## BEGIN Dataset records

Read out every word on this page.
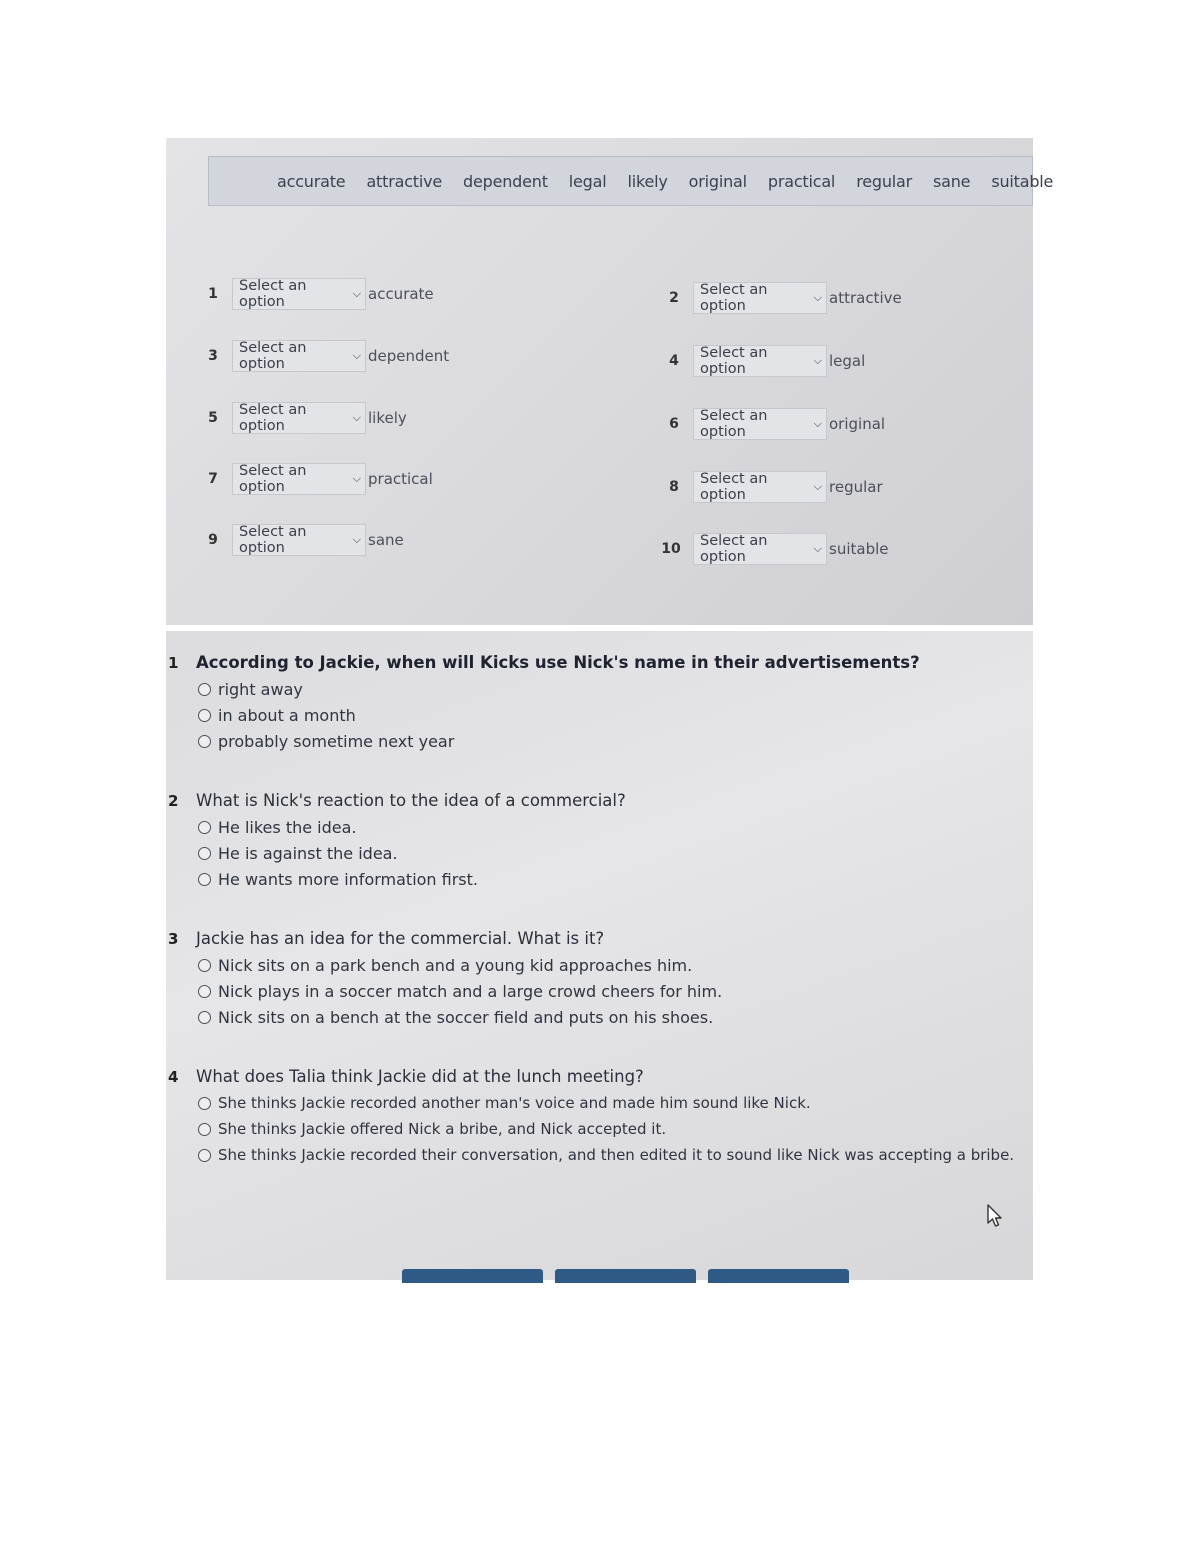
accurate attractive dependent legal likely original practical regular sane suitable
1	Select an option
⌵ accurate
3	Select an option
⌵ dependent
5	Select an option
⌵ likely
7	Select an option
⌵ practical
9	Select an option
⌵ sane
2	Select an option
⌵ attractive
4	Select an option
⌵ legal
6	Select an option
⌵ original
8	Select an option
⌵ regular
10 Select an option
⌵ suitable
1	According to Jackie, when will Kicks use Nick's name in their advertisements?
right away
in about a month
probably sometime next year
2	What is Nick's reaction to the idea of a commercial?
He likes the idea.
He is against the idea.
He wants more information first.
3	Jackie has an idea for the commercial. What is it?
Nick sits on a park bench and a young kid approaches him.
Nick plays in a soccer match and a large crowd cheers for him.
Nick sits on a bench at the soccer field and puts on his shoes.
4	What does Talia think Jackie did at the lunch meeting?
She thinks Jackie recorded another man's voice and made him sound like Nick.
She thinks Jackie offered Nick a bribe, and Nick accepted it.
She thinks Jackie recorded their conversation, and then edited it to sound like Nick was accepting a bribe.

## END Dataset records

§ Problem description
Check each line of the records for the word "sits", and show the lines that contain it.

§ Result for this exercise
Nick sits on a park bench and a young kid approaches him.
Nick sits on a bench at the soccer field and puts on his shoes.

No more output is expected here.